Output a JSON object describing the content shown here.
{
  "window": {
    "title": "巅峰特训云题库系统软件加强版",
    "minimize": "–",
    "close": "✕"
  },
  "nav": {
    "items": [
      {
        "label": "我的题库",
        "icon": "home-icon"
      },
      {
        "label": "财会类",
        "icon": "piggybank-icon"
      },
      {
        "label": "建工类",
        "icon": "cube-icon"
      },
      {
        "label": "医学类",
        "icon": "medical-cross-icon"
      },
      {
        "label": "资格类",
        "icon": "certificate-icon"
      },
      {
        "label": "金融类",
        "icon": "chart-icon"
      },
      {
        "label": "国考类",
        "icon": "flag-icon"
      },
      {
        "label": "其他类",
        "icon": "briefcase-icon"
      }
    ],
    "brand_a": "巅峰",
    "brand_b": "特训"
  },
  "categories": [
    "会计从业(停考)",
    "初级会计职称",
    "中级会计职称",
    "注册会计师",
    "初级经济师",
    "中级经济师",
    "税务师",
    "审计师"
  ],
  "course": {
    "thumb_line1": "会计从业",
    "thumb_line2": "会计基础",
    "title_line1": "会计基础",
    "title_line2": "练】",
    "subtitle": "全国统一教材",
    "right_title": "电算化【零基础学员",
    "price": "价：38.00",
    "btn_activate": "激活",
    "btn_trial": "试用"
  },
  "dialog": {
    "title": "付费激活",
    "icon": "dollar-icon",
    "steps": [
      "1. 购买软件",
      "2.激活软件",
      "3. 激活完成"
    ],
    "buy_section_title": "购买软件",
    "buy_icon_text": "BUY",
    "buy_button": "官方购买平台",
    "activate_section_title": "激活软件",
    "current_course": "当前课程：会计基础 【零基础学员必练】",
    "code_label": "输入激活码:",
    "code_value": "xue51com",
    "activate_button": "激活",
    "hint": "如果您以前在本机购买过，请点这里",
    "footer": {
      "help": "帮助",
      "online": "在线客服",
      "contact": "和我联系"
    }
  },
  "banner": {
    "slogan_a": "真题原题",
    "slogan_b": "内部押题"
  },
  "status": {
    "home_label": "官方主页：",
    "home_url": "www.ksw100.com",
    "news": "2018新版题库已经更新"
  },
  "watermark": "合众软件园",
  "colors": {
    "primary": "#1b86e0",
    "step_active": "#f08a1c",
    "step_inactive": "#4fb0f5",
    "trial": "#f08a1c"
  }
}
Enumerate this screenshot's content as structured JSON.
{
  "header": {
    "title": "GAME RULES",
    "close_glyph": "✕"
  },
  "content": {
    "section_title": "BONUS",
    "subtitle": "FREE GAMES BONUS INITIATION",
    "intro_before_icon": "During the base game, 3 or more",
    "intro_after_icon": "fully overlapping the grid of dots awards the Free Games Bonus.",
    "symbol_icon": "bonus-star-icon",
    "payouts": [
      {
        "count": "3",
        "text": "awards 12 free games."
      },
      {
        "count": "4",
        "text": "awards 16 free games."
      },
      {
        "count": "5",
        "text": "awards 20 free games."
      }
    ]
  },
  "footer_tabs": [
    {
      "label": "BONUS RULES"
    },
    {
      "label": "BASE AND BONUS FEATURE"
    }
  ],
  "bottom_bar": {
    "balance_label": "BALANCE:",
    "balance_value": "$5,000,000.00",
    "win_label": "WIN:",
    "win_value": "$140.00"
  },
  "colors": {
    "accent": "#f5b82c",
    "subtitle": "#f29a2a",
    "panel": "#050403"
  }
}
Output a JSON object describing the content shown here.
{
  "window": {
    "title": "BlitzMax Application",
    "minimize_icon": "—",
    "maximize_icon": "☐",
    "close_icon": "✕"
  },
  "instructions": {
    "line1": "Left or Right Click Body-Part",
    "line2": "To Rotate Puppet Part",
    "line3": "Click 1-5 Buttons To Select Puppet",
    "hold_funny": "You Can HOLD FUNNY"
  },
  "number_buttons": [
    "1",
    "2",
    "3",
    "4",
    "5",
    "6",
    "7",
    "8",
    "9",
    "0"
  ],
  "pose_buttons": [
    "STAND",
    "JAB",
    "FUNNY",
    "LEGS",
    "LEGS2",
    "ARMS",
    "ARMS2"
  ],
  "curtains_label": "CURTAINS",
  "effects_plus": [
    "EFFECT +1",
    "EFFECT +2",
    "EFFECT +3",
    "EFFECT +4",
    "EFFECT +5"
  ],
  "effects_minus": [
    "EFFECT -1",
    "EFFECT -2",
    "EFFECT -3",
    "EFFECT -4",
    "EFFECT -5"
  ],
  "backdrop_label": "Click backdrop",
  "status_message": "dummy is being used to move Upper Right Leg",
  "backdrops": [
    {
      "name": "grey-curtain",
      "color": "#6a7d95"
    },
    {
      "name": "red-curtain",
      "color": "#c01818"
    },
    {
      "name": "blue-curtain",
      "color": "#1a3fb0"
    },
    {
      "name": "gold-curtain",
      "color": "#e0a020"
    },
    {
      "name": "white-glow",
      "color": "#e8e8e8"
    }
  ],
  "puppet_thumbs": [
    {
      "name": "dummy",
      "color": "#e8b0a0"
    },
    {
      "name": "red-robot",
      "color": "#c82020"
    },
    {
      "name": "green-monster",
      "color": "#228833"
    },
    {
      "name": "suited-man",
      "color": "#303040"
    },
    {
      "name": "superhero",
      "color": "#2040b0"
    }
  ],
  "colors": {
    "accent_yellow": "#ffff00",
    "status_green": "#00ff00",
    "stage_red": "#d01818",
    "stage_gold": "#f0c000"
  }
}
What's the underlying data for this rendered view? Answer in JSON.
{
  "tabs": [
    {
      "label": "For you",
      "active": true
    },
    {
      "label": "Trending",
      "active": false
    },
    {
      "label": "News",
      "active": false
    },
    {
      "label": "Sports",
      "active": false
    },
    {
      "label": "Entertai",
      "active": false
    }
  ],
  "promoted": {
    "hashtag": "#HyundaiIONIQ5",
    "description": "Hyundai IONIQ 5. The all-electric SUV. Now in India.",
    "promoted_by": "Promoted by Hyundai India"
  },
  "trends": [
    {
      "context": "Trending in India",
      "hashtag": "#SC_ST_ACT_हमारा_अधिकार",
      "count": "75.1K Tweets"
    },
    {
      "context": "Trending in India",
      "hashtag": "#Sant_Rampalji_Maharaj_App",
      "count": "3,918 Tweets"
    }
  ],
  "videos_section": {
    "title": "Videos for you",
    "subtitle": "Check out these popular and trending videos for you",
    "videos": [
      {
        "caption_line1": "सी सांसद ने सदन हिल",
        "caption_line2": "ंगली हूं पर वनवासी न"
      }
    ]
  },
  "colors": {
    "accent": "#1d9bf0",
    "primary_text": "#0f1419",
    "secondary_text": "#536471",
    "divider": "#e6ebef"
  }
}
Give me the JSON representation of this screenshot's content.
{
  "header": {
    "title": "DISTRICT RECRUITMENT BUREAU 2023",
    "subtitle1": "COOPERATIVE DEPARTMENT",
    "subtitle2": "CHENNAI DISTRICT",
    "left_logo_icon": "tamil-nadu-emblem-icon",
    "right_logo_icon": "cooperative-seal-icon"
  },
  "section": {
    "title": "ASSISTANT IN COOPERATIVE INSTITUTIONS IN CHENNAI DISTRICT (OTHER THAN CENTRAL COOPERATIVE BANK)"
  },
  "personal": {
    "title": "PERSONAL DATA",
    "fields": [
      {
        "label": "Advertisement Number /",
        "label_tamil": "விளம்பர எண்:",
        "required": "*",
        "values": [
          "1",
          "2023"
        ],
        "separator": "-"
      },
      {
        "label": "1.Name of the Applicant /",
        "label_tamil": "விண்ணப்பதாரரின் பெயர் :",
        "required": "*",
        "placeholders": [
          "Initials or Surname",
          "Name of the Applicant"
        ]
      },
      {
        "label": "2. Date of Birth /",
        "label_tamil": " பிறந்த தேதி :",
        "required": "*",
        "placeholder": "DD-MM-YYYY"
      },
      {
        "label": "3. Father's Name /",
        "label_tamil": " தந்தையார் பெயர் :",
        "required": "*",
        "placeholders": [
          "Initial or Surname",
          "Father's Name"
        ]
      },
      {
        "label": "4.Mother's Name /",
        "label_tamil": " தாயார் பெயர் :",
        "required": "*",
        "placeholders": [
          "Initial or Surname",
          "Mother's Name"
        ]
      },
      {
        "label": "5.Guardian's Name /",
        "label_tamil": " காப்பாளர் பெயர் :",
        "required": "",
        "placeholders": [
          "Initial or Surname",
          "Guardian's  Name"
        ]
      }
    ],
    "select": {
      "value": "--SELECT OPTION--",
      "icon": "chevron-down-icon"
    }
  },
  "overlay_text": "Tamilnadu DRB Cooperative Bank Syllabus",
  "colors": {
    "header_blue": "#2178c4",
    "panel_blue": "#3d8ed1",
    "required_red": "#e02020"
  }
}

====

In the records above, find each line with the word "screenshot" and copy it.

= ANSWER IN FULL =
Enumerate this screenshot's content as structured JSON.
Give me the JSON representation of this screenshot's content.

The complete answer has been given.